## START ENTRIES PROVIDED

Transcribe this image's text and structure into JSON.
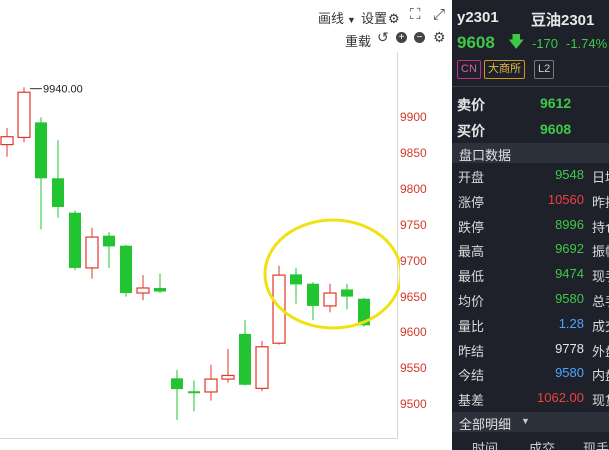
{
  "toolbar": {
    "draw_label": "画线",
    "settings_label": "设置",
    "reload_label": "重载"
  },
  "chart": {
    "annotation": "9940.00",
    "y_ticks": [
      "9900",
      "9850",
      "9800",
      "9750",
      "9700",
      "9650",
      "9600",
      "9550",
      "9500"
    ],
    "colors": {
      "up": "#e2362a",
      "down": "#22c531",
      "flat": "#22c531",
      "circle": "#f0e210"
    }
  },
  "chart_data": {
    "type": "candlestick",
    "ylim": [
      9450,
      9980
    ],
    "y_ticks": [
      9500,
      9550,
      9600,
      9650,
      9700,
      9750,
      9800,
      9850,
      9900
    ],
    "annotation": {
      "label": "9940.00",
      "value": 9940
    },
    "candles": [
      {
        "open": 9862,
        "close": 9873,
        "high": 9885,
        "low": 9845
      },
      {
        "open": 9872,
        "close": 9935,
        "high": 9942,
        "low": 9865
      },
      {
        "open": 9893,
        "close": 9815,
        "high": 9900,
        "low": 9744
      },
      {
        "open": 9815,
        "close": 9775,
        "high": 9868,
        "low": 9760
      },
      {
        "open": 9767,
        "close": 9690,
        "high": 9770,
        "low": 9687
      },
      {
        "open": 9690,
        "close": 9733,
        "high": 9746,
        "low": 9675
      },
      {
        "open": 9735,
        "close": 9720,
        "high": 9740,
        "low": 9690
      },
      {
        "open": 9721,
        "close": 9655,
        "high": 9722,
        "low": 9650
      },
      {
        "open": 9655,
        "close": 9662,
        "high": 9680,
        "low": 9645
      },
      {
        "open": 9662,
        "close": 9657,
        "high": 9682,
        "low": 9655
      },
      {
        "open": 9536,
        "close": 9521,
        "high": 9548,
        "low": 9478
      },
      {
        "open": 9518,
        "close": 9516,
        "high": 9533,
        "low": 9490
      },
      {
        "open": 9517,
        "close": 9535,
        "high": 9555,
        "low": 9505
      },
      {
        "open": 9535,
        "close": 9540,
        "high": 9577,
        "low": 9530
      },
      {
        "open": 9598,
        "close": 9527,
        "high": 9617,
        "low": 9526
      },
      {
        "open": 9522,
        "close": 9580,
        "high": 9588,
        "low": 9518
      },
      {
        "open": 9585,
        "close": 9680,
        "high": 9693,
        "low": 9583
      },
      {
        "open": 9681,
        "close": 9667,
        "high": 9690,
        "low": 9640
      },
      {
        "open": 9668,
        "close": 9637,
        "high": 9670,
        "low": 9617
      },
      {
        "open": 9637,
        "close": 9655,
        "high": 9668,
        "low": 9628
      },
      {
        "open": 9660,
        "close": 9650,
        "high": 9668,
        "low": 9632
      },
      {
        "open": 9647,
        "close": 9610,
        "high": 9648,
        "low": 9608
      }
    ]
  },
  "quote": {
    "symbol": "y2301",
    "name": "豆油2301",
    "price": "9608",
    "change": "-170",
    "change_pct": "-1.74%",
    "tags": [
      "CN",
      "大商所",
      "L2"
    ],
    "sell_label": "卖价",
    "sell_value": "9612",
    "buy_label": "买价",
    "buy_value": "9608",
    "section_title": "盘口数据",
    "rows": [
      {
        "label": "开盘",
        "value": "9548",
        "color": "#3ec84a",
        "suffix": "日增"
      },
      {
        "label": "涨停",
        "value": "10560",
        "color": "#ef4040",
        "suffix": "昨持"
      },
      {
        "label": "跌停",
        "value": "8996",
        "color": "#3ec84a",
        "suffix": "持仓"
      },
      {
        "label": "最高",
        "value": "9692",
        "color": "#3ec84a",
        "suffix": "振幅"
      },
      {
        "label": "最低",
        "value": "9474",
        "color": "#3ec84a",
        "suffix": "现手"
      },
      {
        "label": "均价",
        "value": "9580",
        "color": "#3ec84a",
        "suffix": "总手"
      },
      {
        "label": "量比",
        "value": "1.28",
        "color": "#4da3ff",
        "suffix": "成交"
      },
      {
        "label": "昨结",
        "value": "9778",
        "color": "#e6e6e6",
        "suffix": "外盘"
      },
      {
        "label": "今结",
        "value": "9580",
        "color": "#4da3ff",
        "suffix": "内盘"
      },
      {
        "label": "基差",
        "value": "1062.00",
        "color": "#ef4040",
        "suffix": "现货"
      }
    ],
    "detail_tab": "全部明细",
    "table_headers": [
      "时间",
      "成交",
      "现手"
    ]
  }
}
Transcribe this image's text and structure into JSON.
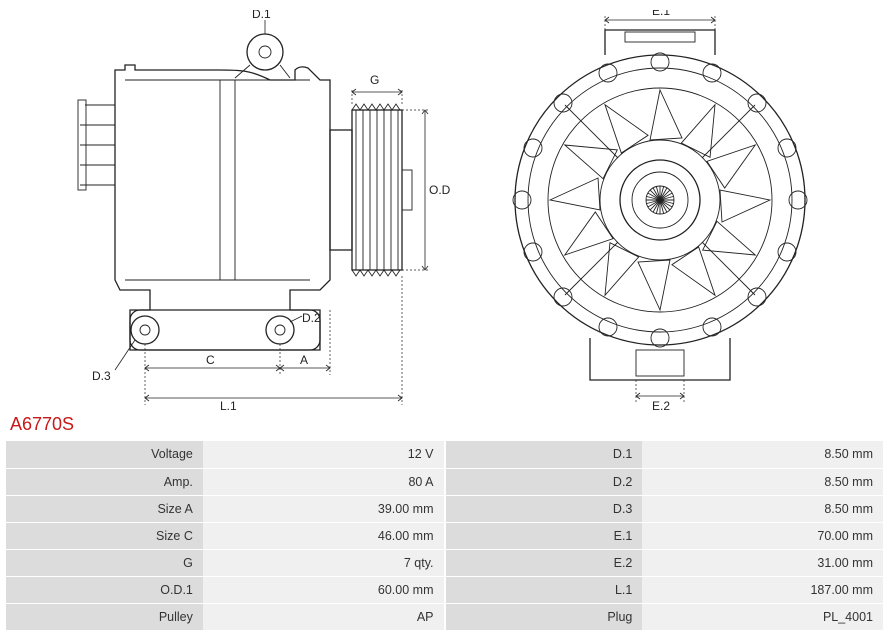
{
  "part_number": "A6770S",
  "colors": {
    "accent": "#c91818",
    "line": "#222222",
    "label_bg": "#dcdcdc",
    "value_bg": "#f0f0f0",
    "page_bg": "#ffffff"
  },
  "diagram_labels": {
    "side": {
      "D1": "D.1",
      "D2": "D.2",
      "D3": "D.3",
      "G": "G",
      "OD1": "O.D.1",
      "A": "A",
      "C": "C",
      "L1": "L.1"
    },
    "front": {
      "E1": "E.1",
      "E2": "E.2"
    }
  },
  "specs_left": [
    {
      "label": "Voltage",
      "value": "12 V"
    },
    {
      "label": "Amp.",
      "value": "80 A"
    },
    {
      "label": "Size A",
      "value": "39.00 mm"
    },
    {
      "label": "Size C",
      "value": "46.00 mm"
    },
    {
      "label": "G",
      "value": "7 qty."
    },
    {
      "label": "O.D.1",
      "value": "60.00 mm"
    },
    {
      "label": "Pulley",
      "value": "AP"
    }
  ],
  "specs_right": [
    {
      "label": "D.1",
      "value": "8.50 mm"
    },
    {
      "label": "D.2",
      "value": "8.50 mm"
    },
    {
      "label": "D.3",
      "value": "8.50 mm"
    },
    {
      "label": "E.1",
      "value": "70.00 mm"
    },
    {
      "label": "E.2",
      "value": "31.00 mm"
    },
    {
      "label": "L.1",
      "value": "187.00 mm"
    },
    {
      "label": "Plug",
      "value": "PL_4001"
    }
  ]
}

## END ENTRIES PROVIDED

## WHAT YOU ARE ASKED TO DO:
Give only the number of lines in the material above that hold the word "suffix".

## WRITTEN REPLY:
10